**Task prompt:**
Take from the listing each line that has the string "displacement".

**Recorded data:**
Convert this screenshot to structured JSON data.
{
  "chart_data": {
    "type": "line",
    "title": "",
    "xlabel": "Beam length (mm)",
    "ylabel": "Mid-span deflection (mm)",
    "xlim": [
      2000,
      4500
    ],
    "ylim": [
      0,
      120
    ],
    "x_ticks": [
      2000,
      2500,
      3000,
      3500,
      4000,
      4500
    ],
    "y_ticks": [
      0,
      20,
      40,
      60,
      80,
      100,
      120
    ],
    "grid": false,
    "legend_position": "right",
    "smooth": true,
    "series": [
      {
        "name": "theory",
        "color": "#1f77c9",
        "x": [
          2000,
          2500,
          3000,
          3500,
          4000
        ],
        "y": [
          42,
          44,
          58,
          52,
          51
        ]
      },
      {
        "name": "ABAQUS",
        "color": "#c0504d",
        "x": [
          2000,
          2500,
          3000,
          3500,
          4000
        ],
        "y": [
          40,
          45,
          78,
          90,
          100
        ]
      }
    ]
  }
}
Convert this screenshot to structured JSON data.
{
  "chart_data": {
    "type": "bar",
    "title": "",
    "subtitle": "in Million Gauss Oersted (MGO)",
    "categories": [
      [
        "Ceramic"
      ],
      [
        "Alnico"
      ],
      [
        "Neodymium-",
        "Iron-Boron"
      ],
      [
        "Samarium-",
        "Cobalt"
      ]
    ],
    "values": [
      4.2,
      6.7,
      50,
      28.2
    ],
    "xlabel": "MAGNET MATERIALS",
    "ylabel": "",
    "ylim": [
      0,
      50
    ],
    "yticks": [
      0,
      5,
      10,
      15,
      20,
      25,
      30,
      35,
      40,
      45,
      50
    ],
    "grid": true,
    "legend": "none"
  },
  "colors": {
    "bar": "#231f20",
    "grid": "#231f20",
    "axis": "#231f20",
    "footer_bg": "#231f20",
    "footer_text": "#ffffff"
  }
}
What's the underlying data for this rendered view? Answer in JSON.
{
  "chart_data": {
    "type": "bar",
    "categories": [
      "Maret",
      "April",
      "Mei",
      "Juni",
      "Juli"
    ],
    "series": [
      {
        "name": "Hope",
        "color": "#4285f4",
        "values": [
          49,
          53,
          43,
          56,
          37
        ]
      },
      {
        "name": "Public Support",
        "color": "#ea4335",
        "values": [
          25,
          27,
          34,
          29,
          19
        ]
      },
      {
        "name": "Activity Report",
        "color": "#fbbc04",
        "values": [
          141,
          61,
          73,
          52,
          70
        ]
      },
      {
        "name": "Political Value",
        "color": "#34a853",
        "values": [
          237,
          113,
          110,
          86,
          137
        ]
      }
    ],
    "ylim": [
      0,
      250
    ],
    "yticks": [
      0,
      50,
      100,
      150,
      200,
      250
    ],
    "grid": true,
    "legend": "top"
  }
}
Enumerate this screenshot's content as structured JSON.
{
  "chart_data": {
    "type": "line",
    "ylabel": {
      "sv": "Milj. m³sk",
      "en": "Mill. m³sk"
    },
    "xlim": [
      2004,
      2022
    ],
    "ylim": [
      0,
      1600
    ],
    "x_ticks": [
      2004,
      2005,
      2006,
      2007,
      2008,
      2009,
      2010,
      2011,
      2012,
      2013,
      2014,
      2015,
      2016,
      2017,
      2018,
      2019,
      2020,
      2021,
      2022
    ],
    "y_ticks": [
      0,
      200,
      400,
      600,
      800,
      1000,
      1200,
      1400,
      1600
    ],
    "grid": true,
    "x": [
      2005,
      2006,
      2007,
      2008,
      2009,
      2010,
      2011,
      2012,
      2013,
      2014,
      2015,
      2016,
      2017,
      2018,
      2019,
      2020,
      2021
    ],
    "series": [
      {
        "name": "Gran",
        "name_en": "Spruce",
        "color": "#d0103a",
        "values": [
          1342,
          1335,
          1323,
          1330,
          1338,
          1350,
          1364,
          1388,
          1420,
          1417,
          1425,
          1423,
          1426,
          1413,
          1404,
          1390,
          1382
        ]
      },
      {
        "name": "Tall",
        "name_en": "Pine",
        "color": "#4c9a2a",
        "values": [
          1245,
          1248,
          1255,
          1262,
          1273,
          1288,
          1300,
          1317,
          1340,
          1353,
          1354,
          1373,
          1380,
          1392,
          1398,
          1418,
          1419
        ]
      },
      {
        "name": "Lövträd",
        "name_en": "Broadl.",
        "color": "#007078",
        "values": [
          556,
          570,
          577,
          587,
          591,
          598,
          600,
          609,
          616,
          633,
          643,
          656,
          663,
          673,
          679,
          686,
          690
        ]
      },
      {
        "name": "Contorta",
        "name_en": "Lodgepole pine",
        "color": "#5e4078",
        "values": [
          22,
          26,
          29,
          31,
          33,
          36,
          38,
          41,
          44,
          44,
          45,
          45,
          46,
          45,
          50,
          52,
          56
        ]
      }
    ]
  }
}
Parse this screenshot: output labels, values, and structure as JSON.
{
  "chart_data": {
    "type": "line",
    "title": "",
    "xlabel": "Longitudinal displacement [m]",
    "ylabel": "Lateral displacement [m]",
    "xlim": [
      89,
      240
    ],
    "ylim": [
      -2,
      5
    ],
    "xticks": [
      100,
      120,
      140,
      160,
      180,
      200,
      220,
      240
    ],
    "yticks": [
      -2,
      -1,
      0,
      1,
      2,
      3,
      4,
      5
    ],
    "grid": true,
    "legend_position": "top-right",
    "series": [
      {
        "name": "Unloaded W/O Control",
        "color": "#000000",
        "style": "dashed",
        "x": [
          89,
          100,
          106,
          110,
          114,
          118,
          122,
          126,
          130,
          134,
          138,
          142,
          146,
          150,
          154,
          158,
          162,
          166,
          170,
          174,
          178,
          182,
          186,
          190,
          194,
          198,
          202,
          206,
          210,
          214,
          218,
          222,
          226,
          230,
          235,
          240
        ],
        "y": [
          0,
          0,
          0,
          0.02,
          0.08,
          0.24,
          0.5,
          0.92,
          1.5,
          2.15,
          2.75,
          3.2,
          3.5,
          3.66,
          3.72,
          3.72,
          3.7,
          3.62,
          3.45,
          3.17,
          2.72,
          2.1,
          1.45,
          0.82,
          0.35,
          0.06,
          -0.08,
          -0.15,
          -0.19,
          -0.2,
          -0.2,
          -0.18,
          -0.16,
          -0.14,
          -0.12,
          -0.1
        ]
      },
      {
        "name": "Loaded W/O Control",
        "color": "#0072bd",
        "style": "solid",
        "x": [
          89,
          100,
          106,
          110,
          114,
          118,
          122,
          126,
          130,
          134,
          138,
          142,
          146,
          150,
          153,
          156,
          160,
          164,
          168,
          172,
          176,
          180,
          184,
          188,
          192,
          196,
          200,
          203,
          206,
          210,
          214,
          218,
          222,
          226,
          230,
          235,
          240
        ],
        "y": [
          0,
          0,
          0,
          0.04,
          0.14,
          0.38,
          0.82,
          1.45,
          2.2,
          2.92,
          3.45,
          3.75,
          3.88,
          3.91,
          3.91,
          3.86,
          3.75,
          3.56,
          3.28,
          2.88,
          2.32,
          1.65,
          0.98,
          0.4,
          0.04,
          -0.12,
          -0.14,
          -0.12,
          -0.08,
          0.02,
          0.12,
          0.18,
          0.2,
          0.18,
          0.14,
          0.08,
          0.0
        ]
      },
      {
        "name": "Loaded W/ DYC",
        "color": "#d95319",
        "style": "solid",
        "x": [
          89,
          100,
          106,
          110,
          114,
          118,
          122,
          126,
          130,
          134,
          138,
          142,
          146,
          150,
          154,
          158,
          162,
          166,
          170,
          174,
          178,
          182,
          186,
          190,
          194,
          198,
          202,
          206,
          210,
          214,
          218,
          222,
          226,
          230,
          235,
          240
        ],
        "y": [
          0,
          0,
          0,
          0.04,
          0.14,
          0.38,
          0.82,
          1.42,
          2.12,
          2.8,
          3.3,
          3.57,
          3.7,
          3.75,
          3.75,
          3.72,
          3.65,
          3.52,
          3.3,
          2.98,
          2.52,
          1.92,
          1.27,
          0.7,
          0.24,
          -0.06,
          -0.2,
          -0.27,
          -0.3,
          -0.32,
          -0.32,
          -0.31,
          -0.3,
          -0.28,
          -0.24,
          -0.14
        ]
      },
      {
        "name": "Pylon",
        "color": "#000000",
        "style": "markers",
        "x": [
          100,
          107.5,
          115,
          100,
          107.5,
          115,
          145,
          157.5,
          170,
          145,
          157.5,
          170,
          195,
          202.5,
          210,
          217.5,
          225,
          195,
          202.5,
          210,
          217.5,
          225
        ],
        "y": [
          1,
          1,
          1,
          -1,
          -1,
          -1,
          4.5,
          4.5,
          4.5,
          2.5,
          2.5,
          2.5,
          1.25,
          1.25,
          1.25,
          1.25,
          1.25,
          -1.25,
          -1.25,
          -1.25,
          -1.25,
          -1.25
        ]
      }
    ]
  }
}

**Task output:**
    "xlabel": "Longitudinal displacement [m]",
    "ylabel": "Lateral displacement [m]",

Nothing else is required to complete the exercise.